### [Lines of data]

========================

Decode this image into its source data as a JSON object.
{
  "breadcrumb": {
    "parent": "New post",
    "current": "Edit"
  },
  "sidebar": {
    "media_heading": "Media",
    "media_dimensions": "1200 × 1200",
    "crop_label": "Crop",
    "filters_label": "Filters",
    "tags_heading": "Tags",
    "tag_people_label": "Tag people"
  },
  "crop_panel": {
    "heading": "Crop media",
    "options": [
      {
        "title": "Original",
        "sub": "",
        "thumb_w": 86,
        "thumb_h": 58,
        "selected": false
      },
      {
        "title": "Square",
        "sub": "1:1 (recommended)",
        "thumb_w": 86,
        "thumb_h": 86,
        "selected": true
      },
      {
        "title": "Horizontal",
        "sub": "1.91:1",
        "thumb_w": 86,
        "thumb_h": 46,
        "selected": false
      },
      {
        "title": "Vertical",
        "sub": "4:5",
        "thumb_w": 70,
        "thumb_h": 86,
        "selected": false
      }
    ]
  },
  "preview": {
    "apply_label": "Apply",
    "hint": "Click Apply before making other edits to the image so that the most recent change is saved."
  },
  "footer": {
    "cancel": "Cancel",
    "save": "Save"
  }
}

========================

### [Work to complete]
Retype all the material above precisely, with no line left out.

### [Exercise solution]
Decode this image into its source data as a JSON object.
{
  "breadcrumb": {
    "parent": "New post",
    "current": "Edit"
  },
  "sidebar": {
    "media_heading": "Media",
    "media_dimensions": "1200 × 1200",
    "crop_label": "Crop",
    "filters_label": "Filters",
    "tags_heading": "Tags",
    "tag_people_label": "Tag people"
  },
  "crop_panel": {
    "heading": "Crop media",
    "options": [
      {
        "title": "Original",
        "sub": "",
        "thumb_w": 86,
        "thumb_h": 58,
        "selected": false
      },
      {
        "title": "Square",
        "sub": "1:1 (recommended)",
        "thumb_w": 86,
        "thumb_h": 86,
        "selected": true
      },
      {
        "title": "Horizontal",
        "sub": "1.91:1",
        "thumb_w": 86,
        "thumb_h": 46,
        "selected": false
      },
      {
        "title": "Vertical",
        "sub": "4:5",
        "thumb_w": 70,
        "thumb_h": 86,
        "selected": false
      }
    ]
  },
  "preview": {
    "apply_label": "Apply",
    "hint": "Click Apply before making other edits to the image so that the most recent change is saved."
  },
  "footer": {
    "cancel": "Cancel",
    "save": "Save"
  }
}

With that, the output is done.